■ **Supplied data**
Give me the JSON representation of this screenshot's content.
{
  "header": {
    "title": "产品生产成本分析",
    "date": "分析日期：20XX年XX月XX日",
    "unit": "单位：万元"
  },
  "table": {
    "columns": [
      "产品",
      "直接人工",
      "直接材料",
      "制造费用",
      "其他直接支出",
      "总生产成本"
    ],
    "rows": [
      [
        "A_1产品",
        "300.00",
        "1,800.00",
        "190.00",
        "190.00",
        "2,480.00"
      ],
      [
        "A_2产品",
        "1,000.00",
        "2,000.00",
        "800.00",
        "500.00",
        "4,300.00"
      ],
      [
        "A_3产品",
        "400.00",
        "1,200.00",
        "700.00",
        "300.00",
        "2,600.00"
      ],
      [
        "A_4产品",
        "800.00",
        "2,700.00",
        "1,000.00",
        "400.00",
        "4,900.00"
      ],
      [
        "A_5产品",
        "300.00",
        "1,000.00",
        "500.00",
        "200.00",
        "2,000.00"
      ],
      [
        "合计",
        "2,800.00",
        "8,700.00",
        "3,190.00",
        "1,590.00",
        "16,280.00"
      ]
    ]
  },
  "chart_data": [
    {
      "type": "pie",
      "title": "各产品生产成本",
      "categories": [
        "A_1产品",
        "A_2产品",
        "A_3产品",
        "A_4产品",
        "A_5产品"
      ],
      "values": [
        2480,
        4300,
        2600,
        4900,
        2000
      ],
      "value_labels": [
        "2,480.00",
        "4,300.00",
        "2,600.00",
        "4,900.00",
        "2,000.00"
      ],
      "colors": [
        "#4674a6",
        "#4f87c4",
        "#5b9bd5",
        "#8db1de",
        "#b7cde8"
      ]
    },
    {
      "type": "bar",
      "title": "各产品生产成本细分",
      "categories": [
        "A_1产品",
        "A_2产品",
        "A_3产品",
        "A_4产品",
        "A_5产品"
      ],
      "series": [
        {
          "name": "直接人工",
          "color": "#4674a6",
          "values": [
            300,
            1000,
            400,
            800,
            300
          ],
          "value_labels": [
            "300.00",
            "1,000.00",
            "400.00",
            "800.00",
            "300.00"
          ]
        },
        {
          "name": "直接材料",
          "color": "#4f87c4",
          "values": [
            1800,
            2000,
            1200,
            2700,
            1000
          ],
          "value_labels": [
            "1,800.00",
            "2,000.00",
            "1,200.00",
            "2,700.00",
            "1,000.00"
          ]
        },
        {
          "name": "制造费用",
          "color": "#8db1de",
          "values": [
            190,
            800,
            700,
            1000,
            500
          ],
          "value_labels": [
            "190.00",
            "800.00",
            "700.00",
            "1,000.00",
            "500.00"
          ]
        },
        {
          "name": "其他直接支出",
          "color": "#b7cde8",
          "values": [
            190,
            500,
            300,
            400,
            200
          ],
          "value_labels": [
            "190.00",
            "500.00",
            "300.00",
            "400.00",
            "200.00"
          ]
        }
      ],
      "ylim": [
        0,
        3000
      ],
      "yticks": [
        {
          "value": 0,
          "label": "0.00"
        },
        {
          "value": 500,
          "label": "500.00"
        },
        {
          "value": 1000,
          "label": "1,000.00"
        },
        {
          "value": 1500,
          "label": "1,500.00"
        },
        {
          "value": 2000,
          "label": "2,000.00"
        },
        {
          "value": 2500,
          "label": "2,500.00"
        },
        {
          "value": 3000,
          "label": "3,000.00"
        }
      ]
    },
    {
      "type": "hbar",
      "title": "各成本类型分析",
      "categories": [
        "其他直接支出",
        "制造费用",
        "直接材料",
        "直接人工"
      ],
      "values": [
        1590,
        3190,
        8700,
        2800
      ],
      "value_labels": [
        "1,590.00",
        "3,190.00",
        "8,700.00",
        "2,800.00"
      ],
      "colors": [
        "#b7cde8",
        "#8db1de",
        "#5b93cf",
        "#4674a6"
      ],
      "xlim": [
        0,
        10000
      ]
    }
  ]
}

■ **Given request**
Write the entire listing out again, word for word.

■ **Task output**
Give me the JSON representation of this screenshot's content.
{
  "header": {
    "title": "产品生产成本分析",
    "date": "分析日期：20XX年XX月XX日",
    "unit": "单位：万元"
  },
  "table": {
    "columns": [
      "产品",
      "直接人工",
      "直接材料",
      "制造费用",
      "其他直接支出",
      "总生产成本"
    ],
    "rows": [
      [
        "A_1产品",
        "300.00",
        "1,800.00",
        "190.00",
        "190.00",
        "2,480.00"
      ],
      [
        "A_2产品",
        "1,000.00",
        "2,000.00",
        "800.00",
        "500.00",
        "4,300.00"
      ],
      [
        "A_3产品",
        "400.00",
        "1,200.00",
        "700.00",
        "300.00",
        "2,600.00"
      ],
      [
        "A_4产品",
        "800.00",
        "2,700.00",
        "1,000.00",
        "400.00",
        "4,900.00"
      ],
      [
        "A_5产品",
        "300.00",
        "1,000.00",
        "500.00",
        "200.00",
        "2,000.00"
      ],
      [
        "合计",
        "2,800.00",
        "8,700.00",
        "3,190.00",
        "1,590.00",
        "16,280.00"
      ]
    ]
  },
  "chart_data": [
    {
      "type": "pie",
      "title": "各产品生产成本",
      "categories": [
        "A_1产品",
        "A_2产品",
        "A_3产品",
        "A_4产品",
        "A_5产品"
      ],
      "values": [
        2480,
        4300,
        2600,
        4900,
        2000
      ],
      "value_labels": [
        "2,480.00",
        "4,300.00",
        "2,600.00",
        "4,900.00",
        "2,000.00"
      ],
      "colors": [
        "#4674a6",
        "#4f87c4",
        "#5b9bd5",
        "#8db1de",
        "#b7cde8"
      ]
    },
    {
      "type": "bar",
      "title": "各产品生产成本细分",
      "categories": [
        "A_1产品",
        "A_2产品",
        "A_3产品",
        "A_4产品",
        "A_5产品"
      ],
      "series": [
        {
          "name": "直接人工",
          "color": "#4674a6",
          "values": [
            300,
            1000,
            400,
            800,
            300
          ],
          "value_labels": [
            "300.00",
            "1,000.00",
            "400.00",
            "800.00",
            "300.00"
          ]
        },
        {
          "name": "直接材料",
          "color": "#4f87c4",
          "values": [
            1800,
            2000,
            1200,
            2700,
            1000
          ],
          "value_labels": [
            "1,800.00",
            "2,000.00",
            "1,200.00",
            "2,700.00",
            "1,000.00"
          ]
        },
        {
          "name": "制造费用",
          "color": "#8db1de",
          "values": [
            190,
            800,
            700,
            1000,
            500
          ],
          "value_labels": [
            "190.00",
            "800.00",
            "700.00",
            "1,000.00",
            "500.00"
          ]
        },
        {
          "name": "其他直接支出",
          "color": "#b7cde8",
          "values": [
            190,
            500,
            300,
            400,
            200
          ],
          "value_labels": [
            "190.00",
            "500.00",
            "300.00",
            "400.00",
            "200.00"
          ]
        }
      ],
      "ylim": [
        0,
        3000
      ],
      "yticks": [
        {
          "value": 0,
          "label": "0.00"
        },
        {
          "value": 500,
          "label": "500.00"
        },
        {
          "value": 1000,
          "label": "1,000.00"
        },
        {
          "value": 1500,
          "label": "1,500.00"
        },
        {
          "value": 2000,
          "label": "2,000.00"
        },
        {
          "value": 2500,
          "label": "2,500.00"
        },
        {
          "value": 3000,
          "label": "3,000.00"
        }
      ]
    },
    {
      "type": "hbar",
      "title": "各成本类型分析",
      "categories": [
        "其他直接支出",
        "制造费用",
        "直接材料",
        "直接人工"
      ],
      "values": [
        1590,
        3190,
        8700,
        2800
      ],
      "value_labels": [
        "1,590.00",
        "3,190.00",
        "8,700.00",
        "2,800.00"
      ],
      "colors": [
        "#b7cde8",
        "#8db1de",
        "#5b93cf",
        "#4674a6"
      ],
      "xlim": [
        0,
        10000
      ]
    }
  ]
}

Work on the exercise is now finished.